▶ Stated task:
All records below must be retyped exactly.

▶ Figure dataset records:
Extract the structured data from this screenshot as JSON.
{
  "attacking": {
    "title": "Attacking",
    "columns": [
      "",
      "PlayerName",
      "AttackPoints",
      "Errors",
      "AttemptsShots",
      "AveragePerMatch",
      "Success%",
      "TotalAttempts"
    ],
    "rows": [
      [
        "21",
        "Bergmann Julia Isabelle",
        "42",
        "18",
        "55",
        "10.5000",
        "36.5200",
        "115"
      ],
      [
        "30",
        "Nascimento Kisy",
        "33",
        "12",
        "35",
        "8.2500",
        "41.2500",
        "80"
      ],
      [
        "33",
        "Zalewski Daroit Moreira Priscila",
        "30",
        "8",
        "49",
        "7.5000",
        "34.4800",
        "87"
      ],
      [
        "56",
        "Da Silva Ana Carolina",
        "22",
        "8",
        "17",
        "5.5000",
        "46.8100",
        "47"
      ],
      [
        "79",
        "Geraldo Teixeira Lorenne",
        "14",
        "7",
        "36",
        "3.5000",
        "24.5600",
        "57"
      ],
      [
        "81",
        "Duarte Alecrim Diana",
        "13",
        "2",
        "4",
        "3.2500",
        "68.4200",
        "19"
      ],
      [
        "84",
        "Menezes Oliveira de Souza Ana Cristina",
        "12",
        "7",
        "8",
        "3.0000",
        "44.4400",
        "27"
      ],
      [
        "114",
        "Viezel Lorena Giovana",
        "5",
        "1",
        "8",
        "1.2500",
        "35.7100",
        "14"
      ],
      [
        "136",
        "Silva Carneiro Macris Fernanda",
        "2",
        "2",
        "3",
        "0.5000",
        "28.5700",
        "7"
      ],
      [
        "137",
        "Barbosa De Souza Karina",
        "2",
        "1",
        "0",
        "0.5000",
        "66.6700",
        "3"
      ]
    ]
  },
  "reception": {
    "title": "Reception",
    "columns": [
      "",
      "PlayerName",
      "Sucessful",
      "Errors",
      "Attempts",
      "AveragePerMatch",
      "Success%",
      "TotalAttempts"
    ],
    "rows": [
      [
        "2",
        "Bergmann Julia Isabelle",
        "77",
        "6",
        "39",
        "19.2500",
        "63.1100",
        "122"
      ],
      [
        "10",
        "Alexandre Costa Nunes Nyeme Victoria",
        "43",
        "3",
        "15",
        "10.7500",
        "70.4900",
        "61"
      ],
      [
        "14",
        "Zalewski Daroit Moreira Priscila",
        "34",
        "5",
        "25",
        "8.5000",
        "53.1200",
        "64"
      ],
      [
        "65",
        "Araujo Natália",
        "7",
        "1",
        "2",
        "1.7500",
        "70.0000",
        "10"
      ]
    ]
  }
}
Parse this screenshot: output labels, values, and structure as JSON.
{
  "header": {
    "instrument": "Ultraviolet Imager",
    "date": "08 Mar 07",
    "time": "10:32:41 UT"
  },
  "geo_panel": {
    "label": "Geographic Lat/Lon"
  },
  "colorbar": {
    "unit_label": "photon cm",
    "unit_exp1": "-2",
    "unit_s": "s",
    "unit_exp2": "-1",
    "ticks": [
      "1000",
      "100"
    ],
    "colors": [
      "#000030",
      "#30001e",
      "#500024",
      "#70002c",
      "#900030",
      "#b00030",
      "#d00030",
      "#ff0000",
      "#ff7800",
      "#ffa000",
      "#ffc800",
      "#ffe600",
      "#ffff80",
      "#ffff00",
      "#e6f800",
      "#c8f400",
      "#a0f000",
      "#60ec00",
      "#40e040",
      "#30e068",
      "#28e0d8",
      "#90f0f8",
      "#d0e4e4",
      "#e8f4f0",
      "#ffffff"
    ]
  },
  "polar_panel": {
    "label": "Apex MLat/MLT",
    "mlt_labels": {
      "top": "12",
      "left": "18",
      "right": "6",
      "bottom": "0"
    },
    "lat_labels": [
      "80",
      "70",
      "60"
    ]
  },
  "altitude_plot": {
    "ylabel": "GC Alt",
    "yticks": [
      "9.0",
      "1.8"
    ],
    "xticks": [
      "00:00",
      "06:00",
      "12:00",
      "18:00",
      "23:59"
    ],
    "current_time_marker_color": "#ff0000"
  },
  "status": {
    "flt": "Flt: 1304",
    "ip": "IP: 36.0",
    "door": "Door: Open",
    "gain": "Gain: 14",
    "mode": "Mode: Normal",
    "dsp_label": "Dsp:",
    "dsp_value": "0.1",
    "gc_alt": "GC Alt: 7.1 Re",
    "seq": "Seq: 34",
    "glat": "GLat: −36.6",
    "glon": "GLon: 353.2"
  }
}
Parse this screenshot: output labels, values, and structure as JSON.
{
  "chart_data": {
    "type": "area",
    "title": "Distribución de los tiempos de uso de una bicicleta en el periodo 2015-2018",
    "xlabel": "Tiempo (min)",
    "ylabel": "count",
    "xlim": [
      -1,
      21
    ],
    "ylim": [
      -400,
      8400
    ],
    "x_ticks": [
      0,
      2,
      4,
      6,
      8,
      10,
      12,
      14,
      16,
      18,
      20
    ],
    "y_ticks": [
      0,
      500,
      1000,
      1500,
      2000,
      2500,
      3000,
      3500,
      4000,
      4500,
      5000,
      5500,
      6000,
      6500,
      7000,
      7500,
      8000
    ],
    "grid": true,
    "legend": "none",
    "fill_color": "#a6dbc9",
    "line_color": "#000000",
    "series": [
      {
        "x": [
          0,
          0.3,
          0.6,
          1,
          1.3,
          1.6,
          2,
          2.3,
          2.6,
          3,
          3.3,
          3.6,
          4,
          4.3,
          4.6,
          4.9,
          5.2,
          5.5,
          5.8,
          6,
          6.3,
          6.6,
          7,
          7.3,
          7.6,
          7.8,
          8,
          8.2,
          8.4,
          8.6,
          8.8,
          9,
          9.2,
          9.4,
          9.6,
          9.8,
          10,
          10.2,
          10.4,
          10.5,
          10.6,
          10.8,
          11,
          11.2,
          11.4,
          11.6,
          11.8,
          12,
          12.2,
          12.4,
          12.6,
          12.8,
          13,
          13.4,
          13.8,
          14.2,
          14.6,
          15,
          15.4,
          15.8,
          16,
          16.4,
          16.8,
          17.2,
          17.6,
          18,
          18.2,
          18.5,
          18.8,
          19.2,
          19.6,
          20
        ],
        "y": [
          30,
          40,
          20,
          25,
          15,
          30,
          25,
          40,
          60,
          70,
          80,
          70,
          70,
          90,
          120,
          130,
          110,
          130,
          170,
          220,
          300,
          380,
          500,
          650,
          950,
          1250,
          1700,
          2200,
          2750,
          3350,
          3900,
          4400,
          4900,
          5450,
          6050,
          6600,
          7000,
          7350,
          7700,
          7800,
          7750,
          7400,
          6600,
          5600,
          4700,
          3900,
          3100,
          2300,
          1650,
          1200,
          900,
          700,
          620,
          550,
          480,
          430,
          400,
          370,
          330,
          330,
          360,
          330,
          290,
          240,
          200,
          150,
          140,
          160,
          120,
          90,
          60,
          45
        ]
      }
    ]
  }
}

▶ The response:
Extract the structured data from this screenshot as JSON.
{
  "attacking": {
    "title": "Attacking",
    "columns": [
      "",
      "PlayerName",
      "AttackPoints",
      "Errors",
      "AttemptsShots",
      "AveragePerMatch",
      "Success%",
      "TotalAttempts"
    ],
    "rows": [
      [
        "21",
        "Bergmann Julia Isabelle",
        "42",
        "18",
        "55",
        "10.5000",
        "36.5200",
        "115"
      ],
      [
        "30",
        "Nascimento Kisy",
        "33",
        "12",
        "35",
        "8.2500",
        "41.2500",
        "80"
      ],
      [
        "33",
        "Zalewski Daroit Moreira Priscila",
        "30",
        "8",
        "49",
        "7.5000",
        "34.4800",
        "87"
      ],
      [
        "56",
        "Da Silva Ana Carolina",
        "22",
        "8",
        "17",
        "5.5000",
        "46.8100",
        "47"
      ],
      [
        "79",
        "Geraldo Teixeira Lorenne",
        "14",
        "7",
        "36",
        "3.5000",
        "24.5600",
        "57"
      ],
      [
        "81",
        "Duarte Alecrim Diana",
        "13",
        "2",
        "4",
        "3.2500",
        "68.4200",
        "19"
      ],
      [
        "84",
        "Menezes Oliveira de Souza Ana Cristina",
        "12",
        "7",
        "8",
        "3.0000",
        "44.4400",
        "27"
      ],
      [
        "114",
        "Viezel Lorena Giovana",
        "5",
        "1",
        "8",
        "1.2500",
        "35.7100",
        "14"
      ],
      [
        "136",
        "Silva Carneiro Macris Fernanda",
        "2",
        "2",
        "3",
        "0.5000",
        "28.5700",
        "7"
      ],
      [
        "137",
        "Barbosa De Souza Karina",
        "2",
        "1",
        "0",
        "0.5000",
        "66.6700",
        "3"
      ]
    ]
  },
  "reception": {
    "title": "Reception",
    "columns": [
      "",
      "PlayerName",
      "Sucessful",
      "Errors",
      "Attempts",
      "AveragePerMatch",
      "Success%",
      "TotalAttempts"
    ],
    "rows": [
      [
        "2",
        "Bergmann Julia Isabelle",
        "77",
        "6",
        "39",
        "19.2500",
        "63.1100",
        "122"
      ],
      [
        "10",
        "Alexandre Costa Nunes Nyeme Victoria",
        "43",
        "3",
        "15",
        "10.7500",
        "70.4900",
        "61"
      ],
      [
        "14",
        "Zalewski Daroit Moreira Priscila",
        "34",
        "5",
        "25",
        "8.5000",
        "53.1200",
        "64"
      ],
      [
        "65",
        "Araujo Natália",
        "7",
        "1",
        "2",
        "1.7500",
        "70.0000",
        "10"
      ]
    ]
  }
}
Parse this screenshot: output labels, values, and structure as JSON.
{
  "header": {
    "instrument": "Ultraviolet Imager",
    "date": "08 Mar 07",
    "time": "10:32:41 UT"
  },
  "geo_panel": {
    "label": "Geographic Lat/Lon"
  },
  "colorbar": {
    "unit_label": "photon cm",
    "unit_exp1": "-2",
    "unit_s": "s",
    "unit_exp2": "-1",
    "ticks": [
      "1000",
      "100"
    ],
    "colors": [
      "#000030",
      "#30001e",
      "#500024",
      "#70002c",
      "#900030",
      "#b00030",
      "#d00030",
      "#ff0000",
      "#ff7800",
      "#ffa000",
      "#ffc800",
      "#ffe600",
      "#ffff80",
      "#ffff00",
      "#e6f800",
      "#c8f400",
      "#a0f000",
      "#60ec00",
      "#40e040",
      "#30e068",
      "#28e0d8",
      "#90f0f8",
      "#d0e4e4",
      "#e8f4f0",
      "#ffffff"
    ]
  },
  "polar_panel": {
    "label": "Apex MLat/MLT",
    "mlt_labels": {
      "top": "12",
      "left": "18",
      "right": "6",
      "bottom": "0"
    },
    "lat_labels": [
      "80",
      "70",
      "60"
    ]
  },
  "altitude_plot": {
    "ylabel": "GC Alt",
    "yticks": [
      "9.0",
      "1.8"
    ],
    "xticks": [
      "00:00",
      "06:00",
      "12:00",
      "18:00",
      "23:59"
    ],
    "current_time_marker_color": "#ff0000"
  },
  "status": {
    "flt": "Flt: 1304",
    "ip": "IP: 36.0",
    "door": "Door: Open",
    "gain": "Gain: 14",
    "mode": "Mode: Normal",
    "dsp_label": "Dsp:",
    "dsp_value": "0.1",
    "gc_alt": "GC Alt: 7.1 Re",
    "seq": "Seq: 34",
    "glat": "GLat: −36.6",
    "glon": "GLon: 353.2"
  }
}
Parse this screenshot: output labels, values, and structure as JSON.
{
  "chart_data": {
    "type": "area",
    "title": "Distribución de los tiempos de uso de una bicicleta en el periodo 2015-2018",
    "xlabel": "Tiempo (min)",
    "ylabel": "count",
    "xlim": [
      -1,
      21
    ],
    "ylim": [
      -400,
      8400
    ],
    "x_ticks": [
      0,
      2,
      4,
      6,
      8,
      10,
      12,
      14,
      16,
      18,
      20
    ],
    "y_ticks": [
      0,
      500,
      1000,
      1500,
      2000,
      2500,
      3000,
      3500,
      4000,
      4500,
      5000,
      5500,
      6000,
      6500,
      7000,
      7500,
      8000
    ],
    "grid": true,
    "legend": "none",
    "fill_color": "#a6dbc9",
    "line_color": "#000000",
    "series": [
      {
        "x": [
          0,
          0.3,
          0.6,
          1,
          1.3,
          1.6,
          2,
          2.3,
          2.6,
          3,
          3.3,
          3.6,
          4,
          4.3,
          4.6,
          4.9,
          5.2,
          5.5,
          5.8,
          6,
          6.3,
          6.6,
          7,
          7.3,
          7.6,
          7.8,
          8,
          8.2,
          8.4,
          8.6,
          8.8,
          9,
          9.2,
          9.4,
          9.6,
          9.8,
          10,
          10.2,
          10.4,
          10.5,
          10.6,
          10.8,
          11,
          11.2,
          11.4,
          11.6,
          11.8,
          12,
          12.2,
          12.4,
          12.6,
          12.8,
          13,
          13.4,
          13.8,
          14.2,
          14.6,
          15,
          15.4,
          15.8,
          16,
          16.4,
          16.8,
          17.2,
          17.6,
          18,
          18.2,
          18.5,
          18.8,
          19.2,
          19.6,
          20
        ],
        "y": [
          30,
          40,
          20,
          25,
          15,
          30,
          25,
          40,
          60,
          70,
          80,
          70,
          70,
          90,
          120,
          130,
          110,
          130,
          170,
          220,
          300,
          380,
          500,
          650,
          950,
          1250,
          1700,
          2200,
          2750,
          3350,
          3900,
          4400,
          4900,
          5450,
          6050,
          6600,
          7000,
          7350,
          7700,
          7800,
          7750,
          7400,
          6600,
          5600,
          4700,
          3900,
          3100,
          2300,
          1650,
          1200,
          900,
          700,
          620,
          550,
          480,
          430,
          400,
          370,
          330,
          330,
          360,
          330,
          290,
          240,
          200,
          150,
          140,
          160,
          120,
          90,
          60,
          45
        ]
      }
    ]
  }
}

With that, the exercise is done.